→ **Listing**:
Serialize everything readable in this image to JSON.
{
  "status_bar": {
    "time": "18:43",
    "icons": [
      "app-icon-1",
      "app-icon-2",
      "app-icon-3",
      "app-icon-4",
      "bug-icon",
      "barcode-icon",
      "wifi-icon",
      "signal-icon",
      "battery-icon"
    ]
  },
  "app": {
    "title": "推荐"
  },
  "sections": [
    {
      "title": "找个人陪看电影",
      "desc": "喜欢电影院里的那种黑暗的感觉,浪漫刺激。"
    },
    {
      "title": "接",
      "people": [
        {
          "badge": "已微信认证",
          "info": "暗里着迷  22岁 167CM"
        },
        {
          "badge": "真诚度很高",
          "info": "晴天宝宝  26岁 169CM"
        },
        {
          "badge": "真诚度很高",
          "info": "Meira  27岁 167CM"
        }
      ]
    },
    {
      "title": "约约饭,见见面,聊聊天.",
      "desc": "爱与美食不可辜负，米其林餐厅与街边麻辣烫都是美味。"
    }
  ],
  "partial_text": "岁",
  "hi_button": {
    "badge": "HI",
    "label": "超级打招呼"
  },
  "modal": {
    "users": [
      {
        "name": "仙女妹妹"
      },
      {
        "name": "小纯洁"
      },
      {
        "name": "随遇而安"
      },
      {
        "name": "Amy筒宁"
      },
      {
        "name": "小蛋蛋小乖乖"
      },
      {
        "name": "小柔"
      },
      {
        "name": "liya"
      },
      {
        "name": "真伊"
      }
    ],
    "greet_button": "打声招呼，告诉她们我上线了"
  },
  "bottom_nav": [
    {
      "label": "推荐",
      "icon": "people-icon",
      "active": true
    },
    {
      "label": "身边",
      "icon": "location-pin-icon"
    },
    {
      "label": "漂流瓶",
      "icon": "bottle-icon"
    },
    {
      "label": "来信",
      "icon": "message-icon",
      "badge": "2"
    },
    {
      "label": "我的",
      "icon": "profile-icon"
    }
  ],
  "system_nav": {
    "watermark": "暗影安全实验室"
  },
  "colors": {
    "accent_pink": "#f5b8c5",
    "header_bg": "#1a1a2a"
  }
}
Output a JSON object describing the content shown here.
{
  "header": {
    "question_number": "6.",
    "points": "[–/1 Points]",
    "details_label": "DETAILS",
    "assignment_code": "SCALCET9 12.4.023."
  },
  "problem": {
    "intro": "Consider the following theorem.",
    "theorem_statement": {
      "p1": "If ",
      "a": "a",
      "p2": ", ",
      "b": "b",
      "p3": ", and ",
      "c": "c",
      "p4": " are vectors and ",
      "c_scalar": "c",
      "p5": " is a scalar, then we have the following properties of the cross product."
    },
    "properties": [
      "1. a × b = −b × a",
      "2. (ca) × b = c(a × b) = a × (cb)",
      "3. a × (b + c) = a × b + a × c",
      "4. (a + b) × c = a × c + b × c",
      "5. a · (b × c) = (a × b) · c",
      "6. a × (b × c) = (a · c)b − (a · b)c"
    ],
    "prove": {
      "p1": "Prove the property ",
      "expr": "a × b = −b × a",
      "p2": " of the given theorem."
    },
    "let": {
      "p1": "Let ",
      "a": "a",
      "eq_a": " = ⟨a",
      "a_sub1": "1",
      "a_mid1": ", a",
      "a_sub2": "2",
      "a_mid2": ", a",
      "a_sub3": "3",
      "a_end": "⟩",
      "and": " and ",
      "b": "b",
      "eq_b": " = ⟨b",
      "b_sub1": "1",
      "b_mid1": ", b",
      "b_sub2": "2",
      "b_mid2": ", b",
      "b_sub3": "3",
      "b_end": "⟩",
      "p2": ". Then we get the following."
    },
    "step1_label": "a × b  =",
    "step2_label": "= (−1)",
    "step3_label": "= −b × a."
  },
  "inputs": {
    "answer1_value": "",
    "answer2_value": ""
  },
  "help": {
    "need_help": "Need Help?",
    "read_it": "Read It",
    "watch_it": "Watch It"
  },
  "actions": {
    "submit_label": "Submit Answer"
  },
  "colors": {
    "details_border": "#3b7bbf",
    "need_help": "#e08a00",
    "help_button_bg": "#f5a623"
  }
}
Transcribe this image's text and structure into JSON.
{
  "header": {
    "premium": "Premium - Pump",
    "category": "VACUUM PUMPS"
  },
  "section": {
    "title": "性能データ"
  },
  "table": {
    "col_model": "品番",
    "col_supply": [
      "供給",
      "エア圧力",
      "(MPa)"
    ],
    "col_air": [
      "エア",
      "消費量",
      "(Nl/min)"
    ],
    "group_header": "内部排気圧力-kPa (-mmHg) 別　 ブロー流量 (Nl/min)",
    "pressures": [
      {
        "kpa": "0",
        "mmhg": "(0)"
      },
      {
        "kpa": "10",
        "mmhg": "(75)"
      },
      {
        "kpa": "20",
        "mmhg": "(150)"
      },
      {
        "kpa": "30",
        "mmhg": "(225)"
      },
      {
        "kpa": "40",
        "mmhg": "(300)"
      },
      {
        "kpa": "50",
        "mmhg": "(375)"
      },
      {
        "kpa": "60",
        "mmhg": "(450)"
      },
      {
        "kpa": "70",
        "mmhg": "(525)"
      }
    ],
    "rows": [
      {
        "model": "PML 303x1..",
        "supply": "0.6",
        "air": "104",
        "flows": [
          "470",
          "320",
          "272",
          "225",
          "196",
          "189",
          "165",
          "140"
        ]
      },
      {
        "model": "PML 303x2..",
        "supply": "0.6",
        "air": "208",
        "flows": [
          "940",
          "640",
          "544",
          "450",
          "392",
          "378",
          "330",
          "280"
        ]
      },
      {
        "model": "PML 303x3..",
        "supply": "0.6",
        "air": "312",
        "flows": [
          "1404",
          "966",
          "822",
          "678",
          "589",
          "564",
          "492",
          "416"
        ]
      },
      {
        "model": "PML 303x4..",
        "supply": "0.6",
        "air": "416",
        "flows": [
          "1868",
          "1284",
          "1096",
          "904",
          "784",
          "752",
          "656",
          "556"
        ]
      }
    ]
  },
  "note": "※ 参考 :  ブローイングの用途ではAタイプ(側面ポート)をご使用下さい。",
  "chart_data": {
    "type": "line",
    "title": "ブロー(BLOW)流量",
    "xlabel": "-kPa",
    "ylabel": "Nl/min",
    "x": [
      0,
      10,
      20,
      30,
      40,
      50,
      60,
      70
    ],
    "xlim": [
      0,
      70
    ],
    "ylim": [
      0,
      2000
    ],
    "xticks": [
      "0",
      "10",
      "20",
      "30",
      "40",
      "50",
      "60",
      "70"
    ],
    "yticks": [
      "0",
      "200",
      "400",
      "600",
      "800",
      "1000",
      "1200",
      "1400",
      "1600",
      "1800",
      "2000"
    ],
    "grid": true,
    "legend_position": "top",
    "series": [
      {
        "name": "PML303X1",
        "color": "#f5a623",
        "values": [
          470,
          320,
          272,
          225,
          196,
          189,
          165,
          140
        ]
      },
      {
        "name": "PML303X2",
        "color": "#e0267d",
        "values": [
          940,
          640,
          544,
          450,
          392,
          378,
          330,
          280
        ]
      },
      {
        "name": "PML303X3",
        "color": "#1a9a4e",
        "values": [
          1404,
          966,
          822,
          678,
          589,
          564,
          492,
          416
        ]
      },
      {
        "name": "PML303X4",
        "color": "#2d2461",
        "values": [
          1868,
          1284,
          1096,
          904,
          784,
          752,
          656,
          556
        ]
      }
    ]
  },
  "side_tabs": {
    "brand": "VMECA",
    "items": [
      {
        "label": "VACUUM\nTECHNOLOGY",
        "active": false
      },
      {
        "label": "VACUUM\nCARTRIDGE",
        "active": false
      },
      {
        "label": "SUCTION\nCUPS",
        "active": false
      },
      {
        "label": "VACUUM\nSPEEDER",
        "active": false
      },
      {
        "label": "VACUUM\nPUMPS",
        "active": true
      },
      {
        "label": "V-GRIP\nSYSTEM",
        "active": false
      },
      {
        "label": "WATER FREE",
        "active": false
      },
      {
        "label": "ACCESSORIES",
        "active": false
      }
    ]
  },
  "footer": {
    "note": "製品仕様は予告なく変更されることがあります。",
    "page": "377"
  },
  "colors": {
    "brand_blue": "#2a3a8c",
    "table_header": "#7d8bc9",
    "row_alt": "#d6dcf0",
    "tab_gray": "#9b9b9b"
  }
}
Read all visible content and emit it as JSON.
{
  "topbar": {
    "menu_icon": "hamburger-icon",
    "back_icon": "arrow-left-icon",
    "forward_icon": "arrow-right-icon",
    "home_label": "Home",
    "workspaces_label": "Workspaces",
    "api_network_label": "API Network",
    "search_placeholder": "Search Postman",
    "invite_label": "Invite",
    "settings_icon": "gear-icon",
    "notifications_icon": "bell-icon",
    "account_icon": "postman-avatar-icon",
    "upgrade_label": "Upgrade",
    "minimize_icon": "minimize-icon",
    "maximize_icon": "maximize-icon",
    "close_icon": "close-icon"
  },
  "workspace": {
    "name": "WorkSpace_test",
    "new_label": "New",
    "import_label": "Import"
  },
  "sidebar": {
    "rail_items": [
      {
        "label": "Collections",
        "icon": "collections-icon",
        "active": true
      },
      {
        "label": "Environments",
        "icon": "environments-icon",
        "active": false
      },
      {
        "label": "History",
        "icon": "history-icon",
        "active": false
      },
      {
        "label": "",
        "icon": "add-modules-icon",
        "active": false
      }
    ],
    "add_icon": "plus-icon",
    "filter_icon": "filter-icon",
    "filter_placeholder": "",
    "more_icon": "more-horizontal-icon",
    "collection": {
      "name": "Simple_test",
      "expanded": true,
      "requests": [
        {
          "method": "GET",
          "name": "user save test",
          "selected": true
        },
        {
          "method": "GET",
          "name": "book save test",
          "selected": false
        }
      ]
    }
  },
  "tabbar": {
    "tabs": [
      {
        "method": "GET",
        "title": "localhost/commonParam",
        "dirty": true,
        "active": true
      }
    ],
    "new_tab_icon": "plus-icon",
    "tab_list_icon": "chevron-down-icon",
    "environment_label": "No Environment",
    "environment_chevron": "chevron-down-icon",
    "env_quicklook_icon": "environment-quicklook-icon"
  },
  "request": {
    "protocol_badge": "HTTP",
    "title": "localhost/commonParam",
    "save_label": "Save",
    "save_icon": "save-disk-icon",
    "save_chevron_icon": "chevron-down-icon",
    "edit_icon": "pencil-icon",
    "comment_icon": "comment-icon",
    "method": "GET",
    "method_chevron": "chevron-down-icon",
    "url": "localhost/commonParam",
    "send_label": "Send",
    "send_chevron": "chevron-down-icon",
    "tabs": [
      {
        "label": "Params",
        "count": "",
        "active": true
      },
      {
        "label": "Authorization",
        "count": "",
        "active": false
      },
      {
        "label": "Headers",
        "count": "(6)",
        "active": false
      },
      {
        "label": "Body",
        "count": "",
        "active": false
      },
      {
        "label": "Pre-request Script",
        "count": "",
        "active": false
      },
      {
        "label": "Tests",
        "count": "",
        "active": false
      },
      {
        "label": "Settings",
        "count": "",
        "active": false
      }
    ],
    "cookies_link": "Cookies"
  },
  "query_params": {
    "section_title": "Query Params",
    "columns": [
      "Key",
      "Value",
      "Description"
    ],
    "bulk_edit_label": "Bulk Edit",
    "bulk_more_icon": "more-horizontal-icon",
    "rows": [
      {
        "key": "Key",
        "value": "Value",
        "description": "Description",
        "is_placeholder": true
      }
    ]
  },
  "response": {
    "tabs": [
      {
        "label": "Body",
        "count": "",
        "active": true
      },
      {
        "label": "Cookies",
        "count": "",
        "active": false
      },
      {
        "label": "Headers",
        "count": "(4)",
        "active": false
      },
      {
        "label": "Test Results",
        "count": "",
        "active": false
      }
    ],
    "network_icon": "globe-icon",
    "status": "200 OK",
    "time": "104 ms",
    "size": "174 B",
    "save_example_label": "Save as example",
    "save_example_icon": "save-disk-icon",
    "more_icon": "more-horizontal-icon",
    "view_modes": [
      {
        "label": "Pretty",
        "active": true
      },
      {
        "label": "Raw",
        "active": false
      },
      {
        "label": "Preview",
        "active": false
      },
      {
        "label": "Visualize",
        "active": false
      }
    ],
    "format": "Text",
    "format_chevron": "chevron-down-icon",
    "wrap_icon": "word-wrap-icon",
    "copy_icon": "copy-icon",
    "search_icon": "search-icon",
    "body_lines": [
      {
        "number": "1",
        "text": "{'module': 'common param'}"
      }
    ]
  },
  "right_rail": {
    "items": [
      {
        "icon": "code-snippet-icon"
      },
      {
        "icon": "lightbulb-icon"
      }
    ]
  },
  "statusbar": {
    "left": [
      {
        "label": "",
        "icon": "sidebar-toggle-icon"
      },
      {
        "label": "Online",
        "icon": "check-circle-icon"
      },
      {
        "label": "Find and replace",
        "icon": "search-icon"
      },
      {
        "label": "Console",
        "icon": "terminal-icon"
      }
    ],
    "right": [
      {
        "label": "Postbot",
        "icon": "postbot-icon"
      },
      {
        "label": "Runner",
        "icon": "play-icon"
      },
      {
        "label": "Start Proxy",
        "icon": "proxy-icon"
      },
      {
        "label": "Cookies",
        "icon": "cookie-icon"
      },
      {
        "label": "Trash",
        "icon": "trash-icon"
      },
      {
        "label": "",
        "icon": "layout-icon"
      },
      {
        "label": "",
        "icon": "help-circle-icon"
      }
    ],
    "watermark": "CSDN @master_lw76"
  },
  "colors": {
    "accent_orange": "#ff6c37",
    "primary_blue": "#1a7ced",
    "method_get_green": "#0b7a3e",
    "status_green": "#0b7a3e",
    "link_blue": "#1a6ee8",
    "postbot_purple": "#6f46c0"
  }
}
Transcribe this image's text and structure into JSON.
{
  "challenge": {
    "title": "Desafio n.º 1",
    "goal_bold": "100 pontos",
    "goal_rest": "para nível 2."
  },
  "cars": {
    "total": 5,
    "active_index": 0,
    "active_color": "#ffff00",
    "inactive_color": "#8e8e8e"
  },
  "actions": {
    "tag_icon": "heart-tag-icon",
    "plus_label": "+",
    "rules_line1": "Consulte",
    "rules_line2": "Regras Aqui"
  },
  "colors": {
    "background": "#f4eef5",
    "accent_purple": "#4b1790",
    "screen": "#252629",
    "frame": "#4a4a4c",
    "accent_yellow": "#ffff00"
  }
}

→ **Given exercise**: Copy every line of the records above that contains "watermark".

→ **Response**:
    "watermark": "暗影安全实验室"
    "watermark": "CSDN @master_lw76"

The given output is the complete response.